→ **GIVEN PROBLEM**
Transcribe every line exactly. Leave the pictures behind.
-- Start of MATERIAL FOR THIS EXERCISE --
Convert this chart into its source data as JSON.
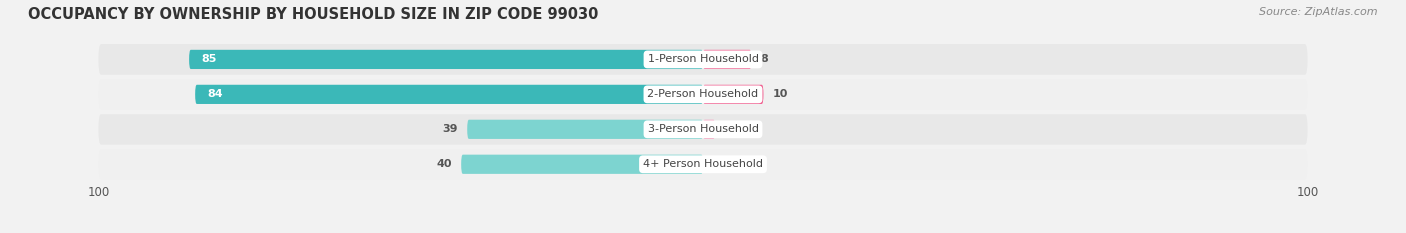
{
  "title": "OCCUPANCY BY OWNERSHIP BY HOUSEHOLD SIZE IN ZIP CODE 99030",
  "source": "Source: ZipAtlas.com",
  "categories": [
    "1-Person Household",
    "2-Person Household",
    "3-Person Household",
    "4+ Person Household"
  ],
  "owner_values": [
    85,
    84,
    39,
    40
  ],
  "renter_values": [
    8,
    10,
    2,
    0
  ],
  "owner_color_large": "#3BB8B8",
  "owner_color_small": "#7DD4D0",
  "renter_color_large": "#F06090",
  "renter_color_small": "#F4A0BE",
  "background_color": "#f2f2f2",
  "row_bg_even": "#e8e8e8",
  "row_bg_odd": "#f0f0f0",
  "max_value": 100,
  "title_fontsize": 10.5,
  "source_fontsize": 8,
  "label_fontsize": 8,
  "tick_fontsize": 8.5,
  "legend_fontsize": 8.5,
  "center_label_color": "#444444"
}
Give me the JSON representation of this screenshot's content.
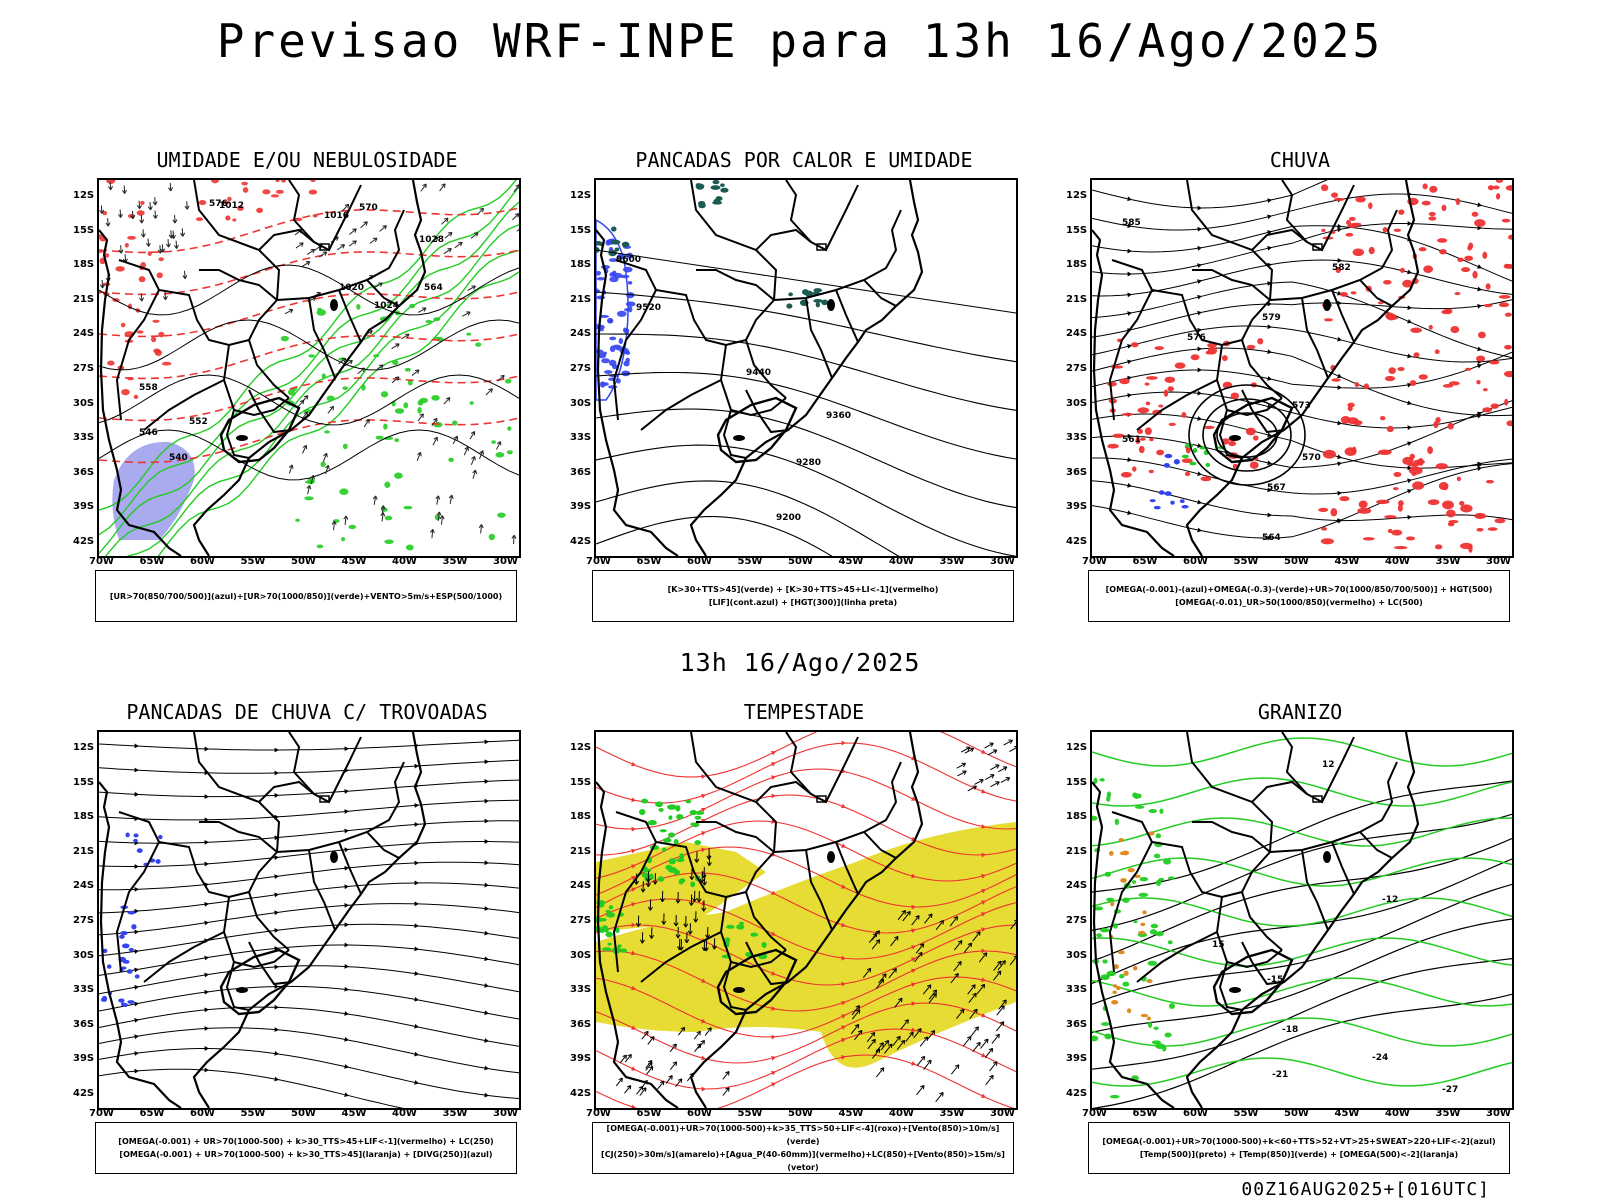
{
  "header": {
    "title": "Previsao WRF-INPE  para 13h 16/Ago/2025"
  },
  "middle_label": "13h 16/Ago/2025",
  "footer": "00Z16AUG2025+[016UTC]",
  "axes": {
    "lat_labels": [
      "12S",
      "15S",
      "18S",
      "21S",
      "24S",
      "27S",
      "30S",
      "33S",
      "36S",
      "39S",
      "42S"
    ],
    "lon_labels": [
      "70W",
      "65W",
      "60W",
      "55W",
      "50W",
      "45W",
      "40W",
      "35W",
      "30W"
    ]
  },
  "colors": {
    "green": "#22cc22",
    "red": "#ee3333",
    "blue": "#3344ee",
    "lavender": "#aaaaee",
    "yellow": "#e6dc33",
    "teal": "#1c5a52",
    "orange": "#e08a20"
  },
  "panels": [
    {
      "id": "umidade",
      "title": "UMIDADE E/OU NEBULOSIDADE",
      "legend": [
        "[UR>70(850/700/500)](azul)+[UR>70(1000/850)](verde)+VENTO>5m/s+ESP(500/1000)"
      ],
      "contour_labels": [
        "1012",
        "1016",
        "1020",
        "1024",
        "1028",
        "576",
        "570",
        "564",
        "558",
        "552",
        "546",
        "540"
      ]
    },
    {
      "id": "pancadas-calor",
      "title": "PANCADAS POR CALOR E UMIDADE",
      "legend": [
        "[K>30+TTS>45](verde) + [K>30+TTS>45+LI<-1](vermelho)",
        "[LIF](cont.azul) + [HGT(300)](linha preta)"
      ],
      "contour_labels": [
        "9600",
        "9520",
        "9440",
        "9360",
        "9280",
        "9200"
      ]
    },
    {
      "id": "chuva",
      "title": "CHUVA",
      "legend": [
        "[OMEGA(-0.001)-(azul)+OMEGA(-0.3)-(verde)+UR>70(1000/850/700/500)] + HGT(500)",
        "[OMEGA(-0.01)_UR>50(1000/850)(vermelho) + LC(500)"
      ],
      "contour_labels": [
        "585",
        "582",
        "579",
        "576",
        "573",
        "570",
        "567",
        "564",
        "561"
      ]
    },
    {
      "id": "trovoadas",
      "title": "PANCADAS DE CHUVA C/ TROVOADAS",
      "legend": [
        "[OMEGA(-0.001) + UR>70(1000-500) + k>30_TTS>45+LIF<-1](vermelho) + LC(250)",
        "[OMEGA(-0.001) + UR>70(1000-500) + k>30_TTS>45](laranja) + [DIVG(250)](azul)"
      ],
      "contour_labels": []
    },
    {
      "id": "tempestade",
      "title": "TEMPESTADE",
      "legend": [
        "[OMEGA(-0.001)+UR>70(1000-500)+k>35_TTS>50+LIF<-4](roxo)+[Vento(850)>10m/s](verde)",
        "[CJ(250)>30m/s](amarelo)+[Agua_P(40-60mm)](vermelho)+LC(850)+[Vento(850)>15m/s](vetor)"
      ],
      "contour_labels": []
    },
    {
      "id": "granizo",
      "title": "GRANIZO",
      "legend": [
        "[OMEGA(-0.001)+UR>70(1000-500)+k<60+TTS>52+VT>25+SWEAT>220+LIF<-2](azul)",
        "[Temp(500)](preto) + [Temp(850)](verde) + [OMEGA(500)<-2](laranja)"
      ],
      "contour_labels": [
        "-12",
        "-15",
        "-18",
        "-21",
        "-24",
        "-27",
        "12",
        "15"
      ]
    }
  ]
}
-- End of MATERIAL FOR THIS EXERCISE --
→ **OUTPUT FOR THIS TASK**
Convert this chart into its source data as JSON.
{
  "title": "OCCUPANCY BY OWNERSHIP BY HOUSEHOLD SIZE IN ZIP CODE 99030",
  "source": "Source: ZipAtlas.com",
  "categories": [
    "1-Person Household",
    "2-Person Household",
    "3-Person Household",
    "4+ Person Household"
  ],
  "owner_values": [
    85,
    84,
    39,
    40
  ],
  "renter_values": [
    8,
    10,
    2,
    0
  ],
  "owner_color_large": "#3BB8B8",
  "owner_color_small": "#7DD4D0",
  "renter_color_large": "#F06090",
  "renter_color_small": "#F4A0BE",
  "background_color": "#f2f2f2",
  "row_bg_even": "#e8e8e8",
  "row_bg_odd": "#f0f0f0",
  "max_value": 100,
  "title_fontsize": 10.5,
  "source_fontsize": 8,
  "label_fontsize": 8,
  "tick_fontsize": 8.5,
  "legend_fontsize": 8.5,
  "center_label_color": "#444444"
}
Give me the JSON representation of this screenshot's content.
{
  "header": {
    "title": "Previsao WRF-INPE  para 13h 16/Ago/2025"
  },
  "middle_label": "13h 16/Ago/2025",
  "footer": "00Z16AUG2025+[016UTC]",
  "axes": {
    "lat_labels": [
      "12S",
      "15S",
      "18S",
      "21S",
      "24S",
      "27S",
      "30S",
      "33S",
      "36S",
      "39S",
      "42S"
    ],
    "lon_labels": [
      "70W",
      "65W",
      "60W",
      "55W",
      "50W",
      "45W",
      "40W",
      "35W",
      "30W"
    ]
  },
  "colors": {
    "green": "#22cc22",
    "red": "#ee3333",
    "blue": "#3344ee",
    "lavender": "#aaaaee",
    "yellow": "#e6dc33",
    "teal": "#1c5a52",
    "orange": "#e08a20"
  },
  "panels": [
    {
      "id": "umidade",
      "title": "UMIDADE E/OU NEBULOSIDADE",
      "legend": [
        "[UR>70(850/700/500)](azul)+[UR>70(1000/850)](verde)+VENTO>5m/s+ESP(500/1000)"
      ],
      "contour_labels": [
        "1012",
        "1016",
        "1020",
        "1024",
        "1028",
        "576",
        "570",
        "564",
        "558",
        "552",
        "546",
        "540"
      ]
    },
    {
      "id": "pancadas-calor",
      "title": "PANCADAS POR CALOR E UMIDADE",
      "legend": [
        "[K>30+TTS>45](verde) + [K>30+TTS>45+LI<-1](vermelho)",
        "[LIF](cont.azul) + [HGT(300)](linha preta)"
      ],
      "contour_labels": [
        "9600",
        "9520",
        "9440",
        "9360",
        "9280",
        "9200"
      ]
    },
    {
      "id": "chuva",
      "title": "CHUVA",
      "legend": [
        "[OMEGA(-0.001)-(azul)+OMEGA(-0.3)-(verde)+UR>70(1000/850/700/500)] + HGT(500)",
        "[OMEGA(-0.01)_UR>50(1000/850)(vermelho) + LC(500)"
      ],
      "contour_labels": [
        "585",
        "582",
        "579",
        "576",
        "573",
        "570",
        "567",
        "564",
        "561"
      ]
    },
    {
      "id": "trovoadas",
      "title": "PANCADAS DE CHUVA C/ TROVOADAS",
      "legend": [
        "[OMEGA(-0.001) + UR>70(1000-500) + k>30_TTS>45+LIF<-1](vermelho) + LC(250)",
        "[OMEGA(-0.001) + UR>70(1000-500) + k>30_TTS>45](laranja) + [DIVG(250)](azul)"
      ],
      "contour_labels": []
    },
    {
      "id": "tempestade",
      "title": "TEMPESTADE",
      "legend": [
        "[OMEGA(-0.001)+UR>70(1000-500)+k>35_TTS>50+LIF<-4](roxo)+[Vento(850)>10m/s](verde)",
        "[CJ(250)>30m/s](amarelo)+[Agua_P(40-60mm)](vermelho)+LC(850)+[Vento(850)>15m/s](vetor)"
      ],
      "contour_labels": []
    },
    {
      "id": "granizo",
      "title": "GRANIZO",
      "legend": [
        "[OMEGA(-0.001)+UR>70(1000-500)+k<60+TTS>52+VT>25+SWEAT>220+LIF<-2](azul)",
        "[Temp(500)](preto) + [Temp(850)](verde) + [OMEGA(500)<-2](laranja)"
      ],
      "contour_labels": [
        "-12",
        "-15",
        "-18",
        "-21",
        "-24",
        "-27",
        "12",
        "15"
      ]
    }
  ]
}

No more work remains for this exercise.